[Collection entries]
--------------------------------

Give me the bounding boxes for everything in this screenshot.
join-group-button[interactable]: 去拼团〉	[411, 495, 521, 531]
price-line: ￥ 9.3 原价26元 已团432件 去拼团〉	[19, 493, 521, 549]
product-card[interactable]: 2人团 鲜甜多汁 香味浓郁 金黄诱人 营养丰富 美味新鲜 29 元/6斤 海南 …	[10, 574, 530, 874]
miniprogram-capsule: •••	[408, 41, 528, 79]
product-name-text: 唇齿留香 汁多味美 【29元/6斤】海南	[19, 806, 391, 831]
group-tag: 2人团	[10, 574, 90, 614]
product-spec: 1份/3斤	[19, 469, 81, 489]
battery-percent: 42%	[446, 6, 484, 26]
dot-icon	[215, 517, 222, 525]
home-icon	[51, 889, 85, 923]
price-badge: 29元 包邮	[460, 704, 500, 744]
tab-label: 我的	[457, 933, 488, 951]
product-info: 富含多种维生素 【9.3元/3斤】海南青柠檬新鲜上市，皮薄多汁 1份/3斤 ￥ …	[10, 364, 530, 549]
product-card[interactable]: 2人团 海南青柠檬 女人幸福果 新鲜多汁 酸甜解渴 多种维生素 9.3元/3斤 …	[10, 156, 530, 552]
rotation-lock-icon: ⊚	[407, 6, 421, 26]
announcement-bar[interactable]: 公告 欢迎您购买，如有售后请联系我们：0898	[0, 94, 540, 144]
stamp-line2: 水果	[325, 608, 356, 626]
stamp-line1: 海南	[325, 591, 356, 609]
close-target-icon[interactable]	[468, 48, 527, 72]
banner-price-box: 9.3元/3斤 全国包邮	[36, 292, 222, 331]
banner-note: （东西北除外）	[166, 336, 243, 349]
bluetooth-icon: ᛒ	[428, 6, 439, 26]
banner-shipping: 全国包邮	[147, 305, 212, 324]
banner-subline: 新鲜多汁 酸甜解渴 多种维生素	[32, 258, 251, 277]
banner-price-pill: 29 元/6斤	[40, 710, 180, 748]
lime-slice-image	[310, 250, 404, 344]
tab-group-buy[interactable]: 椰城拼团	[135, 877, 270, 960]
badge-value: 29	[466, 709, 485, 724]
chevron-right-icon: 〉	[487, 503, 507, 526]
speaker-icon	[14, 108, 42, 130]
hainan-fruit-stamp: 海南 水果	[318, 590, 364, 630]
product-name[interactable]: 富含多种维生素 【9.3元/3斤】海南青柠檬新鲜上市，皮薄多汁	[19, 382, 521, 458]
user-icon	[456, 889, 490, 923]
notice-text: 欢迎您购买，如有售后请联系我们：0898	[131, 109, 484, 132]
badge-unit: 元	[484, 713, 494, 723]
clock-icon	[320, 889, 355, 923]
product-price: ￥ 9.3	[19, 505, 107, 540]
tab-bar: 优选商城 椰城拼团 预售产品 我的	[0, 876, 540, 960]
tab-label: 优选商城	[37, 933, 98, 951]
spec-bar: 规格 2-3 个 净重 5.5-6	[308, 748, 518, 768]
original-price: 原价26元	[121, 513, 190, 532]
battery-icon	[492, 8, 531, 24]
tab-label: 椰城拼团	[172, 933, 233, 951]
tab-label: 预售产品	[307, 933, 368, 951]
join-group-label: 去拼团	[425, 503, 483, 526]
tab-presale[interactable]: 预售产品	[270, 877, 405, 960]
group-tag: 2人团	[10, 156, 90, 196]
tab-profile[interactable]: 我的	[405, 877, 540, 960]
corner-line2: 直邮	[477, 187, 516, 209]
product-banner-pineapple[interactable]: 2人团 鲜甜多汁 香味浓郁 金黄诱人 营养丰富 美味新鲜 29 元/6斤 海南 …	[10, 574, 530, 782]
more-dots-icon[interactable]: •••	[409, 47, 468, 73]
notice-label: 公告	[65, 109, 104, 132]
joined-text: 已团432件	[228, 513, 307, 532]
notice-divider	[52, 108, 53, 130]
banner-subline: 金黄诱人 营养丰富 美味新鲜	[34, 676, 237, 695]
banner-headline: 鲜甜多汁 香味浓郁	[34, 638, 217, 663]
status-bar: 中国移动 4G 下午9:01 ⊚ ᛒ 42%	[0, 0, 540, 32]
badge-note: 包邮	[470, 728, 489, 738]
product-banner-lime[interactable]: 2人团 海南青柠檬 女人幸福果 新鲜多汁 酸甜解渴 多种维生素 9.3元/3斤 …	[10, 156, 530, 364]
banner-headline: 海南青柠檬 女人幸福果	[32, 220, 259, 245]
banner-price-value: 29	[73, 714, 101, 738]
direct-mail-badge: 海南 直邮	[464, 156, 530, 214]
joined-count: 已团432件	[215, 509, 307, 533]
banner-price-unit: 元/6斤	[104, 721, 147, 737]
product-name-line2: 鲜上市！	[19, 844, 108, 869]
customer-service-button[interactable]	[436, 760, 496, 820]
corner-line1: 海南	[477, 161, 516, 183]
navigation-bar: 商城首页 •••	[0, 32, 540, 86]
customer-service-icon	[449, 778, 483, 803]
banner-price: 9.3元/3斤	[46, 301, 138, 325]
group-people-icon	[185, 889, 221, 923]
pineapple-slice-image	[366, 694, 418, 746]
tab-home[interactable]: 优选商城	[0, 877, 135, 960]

--------------------------------

(SHORT EXERCISE) Copy every line of the material above word for word, keeping all characters, numbers and brackets unchanged.

(EXERCISE ANSWER)
Give me the bounding boxes for everything in this screenshot.
join-group-button[interactable]: 去拼团〉	[411, 495, 521, 531]
price-line: ￥ 9.3 原价26元 已团432件 去拼团〉	[19, 493, 521, 549]
product-card[interactable]: 2人团 鲜甜多汁 香味浓郁 金黄诱人 营养丰富 美味新鲜 29 元/6斤 海南 …	[10, 574, 530, 874]
miniprogram-capsule: •••	[408, 41, 528, 79]
product-name-text: 唇齿留香 汁多味美 【29元/6斤】海南	[19, 806, 391, 831]
group-tag: 2人团	[10, 574, 90, 614]
product-spec: 1份/3斤	[19, 469, 81, 489]
battery-percent: 42%	[446, 6, 484, 26]
dot-icon	[215, 517, 222, 525]
home-icon	[51, 889, 85, 923]
price-badge: 29元 包邮	[460, 704, 500, 744]
tab-label: 我的	[457, 933, 488, 951]
product-info: 富含多种维生素 【9.3元/3斤】海南青柠檬新鲜上市，皮薄多汁 1份/3斤 ￥ …	[10, 364, 530, 549]
product-card[interactable]: 2人团 海南青柠檬 女人幸福果 新鲜多汁 酸甜解渴 多种维生素 9.3元/3斤 …	[10, 156, 530, 552]
rotation-lock-icon: ⊚	[407, 6, 421, 26]
announcement-bar[interactable]: 公告 欢迎您购买，如有售后请联系我们：0898	[0, 94, 540, 144]
stamp-line2: 水果	[325, 608, 356, 626]
stamp-line1: 海南	[325, 591, 356, 609]
close-target-icon[interactable]	[468, 48, 527, 72]
banner-price-box: 9.3元/3斤 全国包邮	[36, 292, 222, 331]
banner-note: （东西北除外）	[166, 336, 243, 349]
bluetooth-icon: ᛒ	[428, 6, 439, 26]
banner-shipping: 全国包邮	[147, 305, 212, 324]
banner-subline: 新鲜多汁 酸甜解渴 多种维生素	[32, 258, 251, 277]
banner-price-pill: 29 元/6斤	[40, 710, 180, 748]
lime-slice-image	[310, 250, 404, 344]
tab-group-buy[interactable]: 椰城拼团	[135, 877, 270, 960]
badge-value: 29	[466, 709, 485, 724]
chevron-right-icon: 〉	[487, 503, 507, 526]
speaker-icon	[14, 108, 42, 130]
hainan-fruit-stamp: 海南 水果	[318, 590, 364, 630]
product-name[interactable]: 富含多种维生素 【9.3元/3斤】海南青柠檬新鲜上市，皮薄多汁	[19, 382, 521, 458]
user-icon	[456, 889, 490, 923]
notice-text: 欢迎您购买，如有售后请联系我们：0898	[131, 109, 484, 132]
badge-unit: 元	[484, 713, 494, 723]
clock-icon	[320, 889, 355, 923]
product-price: ￥ 9.3	[19, 505, 107, 540]
tab-bar: 优选商城 椰城拼团 预售产品 我的	[0, 876, 540, 960]
tab-label: 优选商城	[37, 933, 98, 951]
spec-bar: 规格 2-3 个 净重 5.5-6	[308, 748, 518, 768]
original-price: 原价26元	[121, 513, 190, 532]
battery-icon	[492, 8, 531, 24]
tab-label: 椰城拼团	[172, 933, 233, 951]
tab-label: 预售产品	[307, 933, 368, 951]
join-group-label: 去拼团	[425, 503, 483, 526]
tab-presale[interactable]: 预售产品	[270, 877, 405, 960]
group-tag: 2人团	[10, 156, 90, 196]
tab-profile[interactable]: 我的	[405, 877, 540, 960]
corner-line2: 直邮	[477, 187, 516, 209]
product-banner-pineapple[interactable]: 2人团 鲜甜多汁 香味浓郁 金黄诱人 营养丰富 美味新鲜 29 元/6斤 海南 …	[10, 574, 530, 782]
more-dots-icon[interactable]: •••	[409, 47, 468, 73]
notice-label: 公告	[65, 109, 104, 132]
joined-text: 已团432件	[228, 513, 307, 532]
notice-divider	[52, 108, 53, 130]
banner-subline: 金黄诱人 营养丰富 美味新鲜	[34, 676, 237, 695]
banner-headline: 鲜甜多汁 香味浓郁	[34, 638, 217, 663]
status-bar: 中国移动 4G 下午9:01 ⊚ ᛒ 42%	[0, 0, 540, 32]
badge-note: 包邮	[470, 728, 489, 738]
product-banner-lime[interactable]: 2人团 海南青柠檬 女人幸福果 新鲜多汁 酸甜解渴 多种维生素 9.3元/3斤 …	[10, 156, 530, 364]
banner-headline: 海南青柠檬 女人幸福果	[32, 220, 259, 245]
banner-price-value: 29	[73, 714, 101, 738]
direct-mail-badge: 海南 直邮	[464, 156, 530, 214]
joined-count: 已团432件	[215, 509, 307, 533]
banner-price-unit: 元/6斤	[104, 721, 147, 737]
product-name-line2: 鲜上市！	[19, 844, 108, 869]
customer-service-button[interactable]	[436, 760, 496, 820]
corner-line1: 海南	[477, 161, 516, 183]
navigation-bar: 商城首页 •••	[0, 32, 540, 86]
customer-service-icon	[449, 778, 483, 803]
banner-price: 9.3元/3斤	[46, 301, 138, 325]
group-people-icon	[185, 889, 221, 923]
pineapple-slice-image	[366, 694, 418, 746]
tab-home[interactable]: 优选商城	[0, 877, 135, 960]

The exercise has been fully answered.